------ PROVIDED ENTRIES ------

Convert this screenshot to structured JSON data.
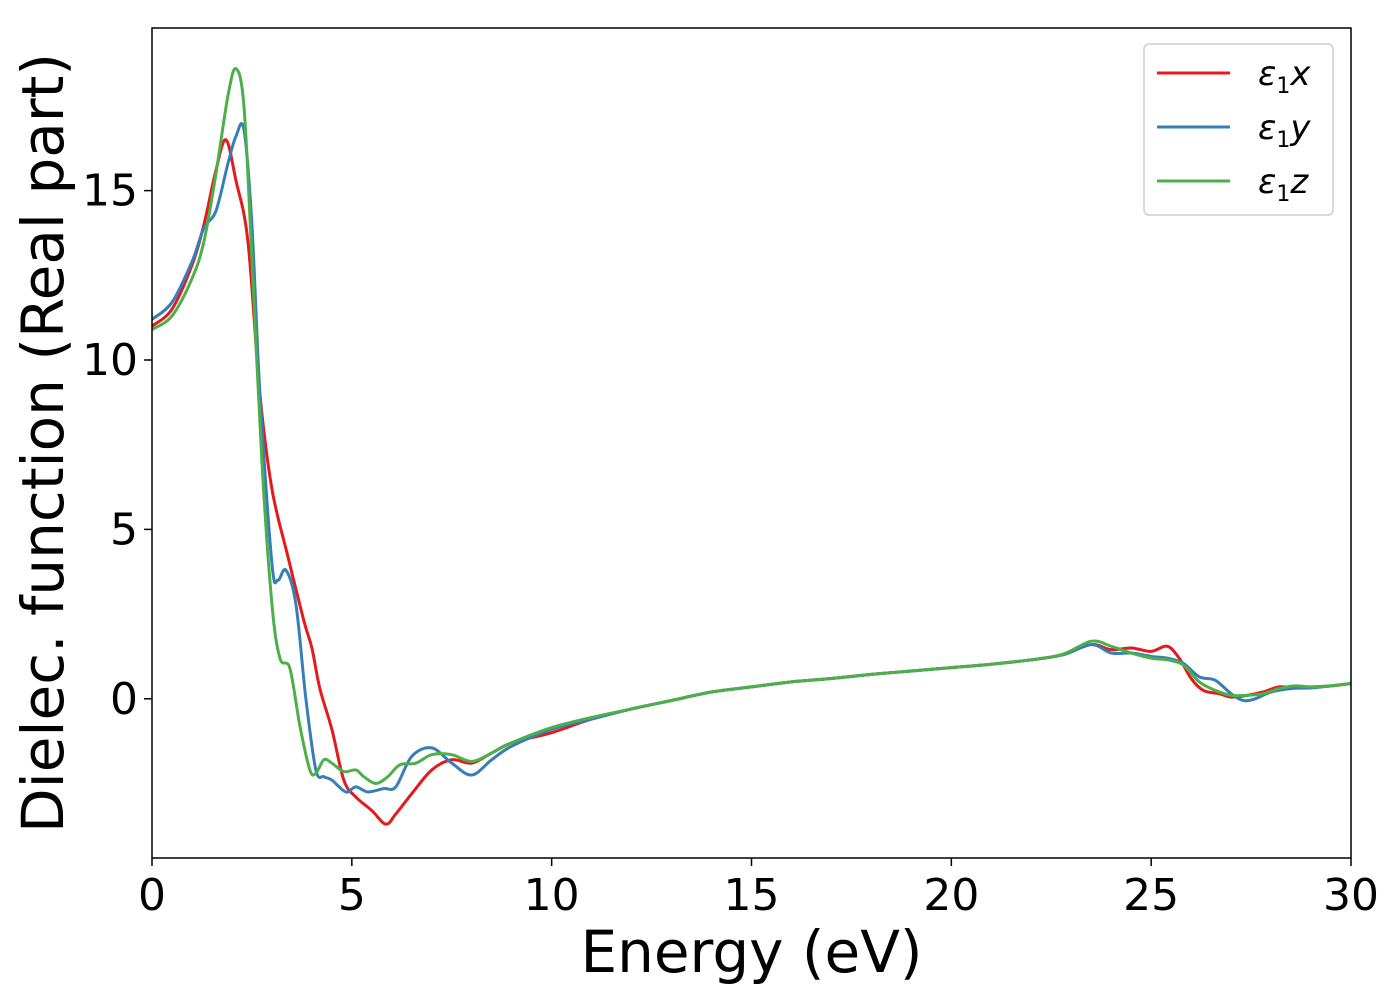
{
  "chart_data": {
    "type": "line",
    "xlabel": "Energy (eV)",
    "ylabel": "Dielec. function (Real part)",
    "xlim": [
      0,
      30
    ],
    "ylim": [
      -4.7,
      19.8
    ],
    "xticks": [
      0,
      5,
      10,
      15,
      20,
      25,
      30
    ],
    "yticks": [
      0,
      5,
      10,
      15
    ],
    "grid": false,
    "legend_position": "top-right",
    "series": [
      {
        "name": "ε1x",
        "legend": {
          "base": "ε",
          "sub": "1",
          "tail": "x"
        },
        "color": "#e41a1c",
        "x": [
          0,
          0.5,
          1.0,
          1.3,
          1.6,
          1.85,
          2.1,
          2.4,
          2.7,
          3.0,
          3.4,
          3.8,
          4.0,
          4.2,
          4.5,
          4.8,
          5.1,
          5.5,
          5.85,
          6.1,
          6.5,
          7.0,
          7.5,
          8.0,
          8.5,
          9.0,
          10.0,
          11.0,
          12.0,
          13.0,
          14.0,
          15.0,
          16.0,
          17.0,
          18.0,
          19.0,
          20.0,
          21.0,
          22.0,
          22.8,
          23.5,
          24.0,
          24.5,
          25.0,
          25.4,
          25.7,
          26.0,
          26.3,
          26.7,
          27.0,
          27.4,
          27.8,
          28.2,
          28.6,
          29.0,
          29.5,
          30.0
        ],
        "y": [
          11.0,
          11.5,
          12.8,
          14.0,
          15.6,
          16.5,
          15.3,
          13.5,
          9.0,
          6.2,
          4.2,
          2.3,
          1.5,
          0.3,
          -0.9,
          -2.4,
          -2.9,
          -3.3,
          -3.7,
          -3.4,
          -2.8,
          -2.1,
          -1.8,
          -1.9,
          -1.6,
          -1.3,
          -1.0,
          -0.6,
          -0.3,
          -0.05,
          0.2,
          0.35,
          0.5,
          0.6,
          0.72,
          0.82,
          0.92,
          1.02,
          1.15,
          1.3,
          1.6,
          1.45,
          1.5,
          1.4,
          1.55,
          1.2,
          0.6,
          0.25,
          0.15,
          0.05,
          0.1,
          0.2,
          0.35,
          0.32,
          0.35,
          0.38,
          0.45
        ]
      },
      {
        "name": "ε1y",
        "legend": {
          "base": "ε",
          "sub": "1",
          "tail": "y"
        },
        "color": "#377eb8",
        "x": [
          0,
          0.5,
          1.0,
          1.3,
          1.6,
          1.9,
          2.1,
          2.3,
          2.5,
          2.7,
          3.0,
          3.15,
          3.35,
          3.6,
          3.85,
          4.1,
          4.3,
          4.5,
          4.85,
          5.1,
          5.4,
          5.8,
          6.1,
          6.5,
          7.0,
          7.5,
          8.0,
          8.5,
          9.0,
          10.0,
          11.0,
          12.0,
          13.0,
          14.0,
          15.0,
          16.0,
          17.0,
          18.0,
          19.0,
          20.0,
          21.0,
          22.0,
          22.8,
          23.5,
          24.0,
          24.5,
          25.0,
          25.4,
          25.8,
          26.2,
          26.6,
          27.0,
          27.3,
          27.6,
          28.0,
          28.5,
          29.0,
          29.5,
          30.0
        ],
        "y": [
          11.2,
          11.7,
          12.9,
          13.9,
          14.4,
          15.8,
          16.6,
          16.8,
          14.0,
          9.0,
          4.0,
          3.5,
          3.8,
          2.8,
          0.0,
          -2.1,
          -2.3,
          -2.4,
          -2.75,
          -2.6,
          -2.75,
          -2.65,
          -2.6,
          -1.7,
          -1.45,
          -1.9,
          -2.25,
          -1.8,
          -1.4,
          -0.9,
          -0.6,
          -0.3,
          -0.05,
          0.2,
          0.35,
          0.5,
          0.6,
          0.72,
          0.82,
          0.92,
          1.02,
          1.15,
          1.3,
          1.6,
          1.35,
          1.35,
          1.25,
          1.2,
          1.05,
          0.65,
          0.55,
          0.15,
          -0.05,
          0.0,
          0.2,
          0.3,
          0.32,
          0.38,
          0.45
        ]
      },
      {
        "name": "ε1z",
        "legend": {
          "base": "ε",
          "sub": "1",
          "tail": "z"
        },
        "color": "#4daf4a",
        "x": [
          0,
          0.5,
          1.0,
          1.3,
          1.6,
          1.9,
          2.1,
          2.3,
          2.5,
          2.75,
          3.0,
          3.2,
          3.45,
          3.7,
          3.95,
          4.1,
          4.3,
          4.5,
          4.8,
          5.1,
          5.3,
          5.6,
          5.9,
          6.2,
          6.6,
          7.0,
          7.5,
          8.0,
          8.5,
          9.0,
          10.0,
          11.0,
          12.0,
          13.0,
          14.0,
          15.0,
          16.0,
          17.0,
          18.0,
          19.0,
          20.0,
          21.0,
          22.0,
          22.8,
          23.5,
          24.0,
          24.5,
          25.0,
          25.4,
          25.8,
          26.2,
          26.6,
          27.0,
          27.4,
          27.8,
          28.2,
          28.6,
          29.0,
          29.5,
          30.0
        ],
        "y": [
          10.9,
          11.3,
          12.4,
          13.5,
          15.5,
          17.8,
          18.6,
          17.5,
          13.0,
          7.0,
          2.8,
          1.2,
          0.9,
          -0.8,
          -2.1,
          -2.2,
          -1.8,
          -1.9,
          -2.15,
          -2.1,
          -2.3,
          -2.5,
          -2.3,
          -1.95,
          -1.9,
          -1.65,
          -1.65,
          -1.85,
          -1.6,
          -1.3,
          -0.85,
          -0.55,
          -0.3,
          -0.05,
          0.2,
          0.35,
          0.5,
          0.6,
          0.72,
          0.82,
          0.92,
          1.02,
          1.15,
          1.32,
          1.7,
          1.55,
          1.35,
          1.2,
          1.15,
          1.0,
          0.5,
          0.25,
          0.1,
          0.1,
          0.15,
          0.3,
          0.38,
          0.35,
          0.38,
          0.45
        ]
      }
    ]
  }
}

------

[GIVEN REQUEST]:
Collect every line with the string "color" from the records, and copy each.

[RESPONSE]:
        "color": "#e41a1c",
        "color": "#377eb8",
        "color": "#4daf4a",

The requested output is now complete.